===== Material to process
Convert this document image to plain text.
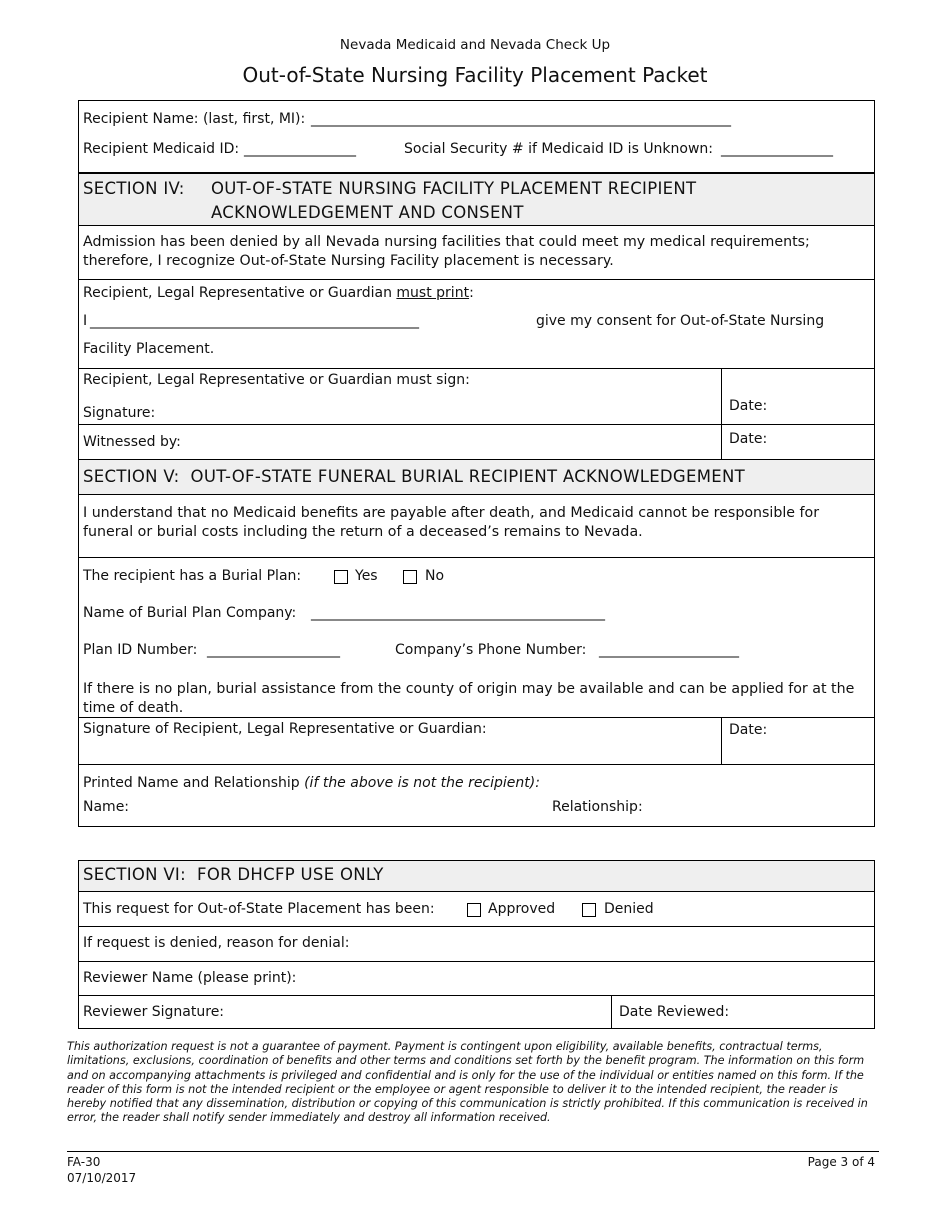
Nevada Medicaid and Nevada Check Up
Out-of-State Nursing Facility Placement Packet
Recipient Name: (last, first, MI): ____________________________________________________________
Recipient Medicaid ID: ________________	Social Security # if Medicaid ID is Unknown: ________________
SECTION IV: OUT-OF-STATE NURSING FACILITY PLACEMENT RECIPIENT
ACKNOWLEDGEMENT AND CONSENT
Admission has been denied by all Nevada nursing facilities that could meet my medical requirements; therefore, I recognize Out-of-State Nursing Facility placement is necessary.
Recipient, Legal Representative or Guardian must print:
I _______________________________________________	give my consent for Out-of-State Nursing
Facility Placement.
Recipient, Legal Representative or Guardian must sign:
Signature:	Date:
Witnessed by:	Date:
SECTION V:  OUT-OF-STATE FUNERAL BURIAL RECIPIENT ACKNOWLEDGEMENT
I understand that no Medicaid benefits are payable after death, and Medicaid cannot be responsible for funeral or burial costs including the return of a deceased’s remains to Nevada.
The recipient has a Burial Plan:	Yes	No
Name of Burial Plan Company: __________________________________________
Plan ID Number: ___________________	Company’s Phone Number: ____________________
If there is no plan, burial assistance from the county of origin may be available and can be applied for at the time of death.
Signature of Recipient, Legal Representative or Guardian:	Date:
Printed Name and Relationship (if the above is not the recipient):
Name:	Relationship:
SECTION VI:  FOR DHCFP USE ONLY
This request for Out-of-State Placement has been:	Approved	Denied
If request is denied, reason for denial:
Reviewer Name (please print):
Reviewer Signature:	Date Reviewed:
This authorization request is not a guarantee of payment. Payment is contingent upon eligibility, available benefits, contractual terms, limitations, exclusions, coordination of benefits and other terms and conditions set forth by the benefit program. The information on this form and on accompanying attachments is privileged and confidential and is only for the use of the individual or entities named on this form. If the reader of this form is not the intended recipient or the employee or agent responsible to deliver it to the intended recipient, the reader is hereby notified that any dissemination, distribution or copying of this communication is strictly prohibited. If this communication is received in error, the reader shall notify sender immediately and destroy all information received.
FA-30
07/10/2017
Page 3 of 4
==========
# What is asked:
Images in the records should not be copied. Repeat all the rest exactly.

# Response below:
Convert this document image to plain text.
Nevada Medicaid and Nevada Check Up
Out-of-State Nursing Facility Placement Packet
Recipient Name: (last, first, MI): ____________________________________________________________
Recipient Medicaid ID: ________________	Social Security # if Medicaid ID is Unknown: ________________
SECTION IV: OUT-OF-STATE NURSING FACILITY PLACEMENT RECIPIENT
ACKNOWLEDGEMENT AND CONSENT
Admission has been denied by all Nevada nursing facilities that could meet my medical requirements; therefore, I recognize Out-of-State Nursing Facility placement is necessary.
Recipient, Legal Representative or Guardian must print:
I _______________________________________________	give my consent for Out-of-State Nursing
Facility Placement.
Recipient, Legal Representative or Guardian must sign:
Signature:	Date:
Witnessed by:	Date:
SECTION V:  OUT-OF-STATE FUNERAL BURIAL RECIPIENT ACKNOWLEDGEMENT
I understand that no Medicaid benefits are payable after death, and Medicaid cannot be responsible for funeral or burial costs including the return of a deceased’s remains to Nevada.
The recipient has a Burial Plan:	Yes	No
Name of Burial Plan Company: __________________________________________
Plan ID Number: ___________________	Company’s Phone Number: ____________________
If there is no plan, burial assistance from the county of origin may be available and can be applied for at the time of death.
Signature of Recipient, Legal Representative or Guardian:	Date:
Printed Name and Relationship (if the above is not the recipient):
Name:	Relationship:
SECTION VI:  FOR DHCFP USE ONLY
This request for Out-of-State Placement has been:	Approved	Denied
If request is denied, reason for denial:
Reviewer Name (please print):
Reviewer Signature:	Date Reviewed:
This authorization request is not a guarantee of payment. Payment is contingent upon eligibility, available benefits, contractual terms, limitations, exclusions, coordination of benefits and other terms and conditions set forth by the benefit program. The information on this form and on accompanying attachments is privileged and confidential and is only for the use of the individual or entities named on this form. If the reader of this form is not the intended recipient or the employee or agent responsible to deliver it to the intended recipient, the reader is hereby notified that any dissemination, distribution or copying of this communication is strictly prohibited. If this communication is received in error, the reader shall notify sender immediately and destroy all information received.
FA-30
07/10/2017
Page 3 of 4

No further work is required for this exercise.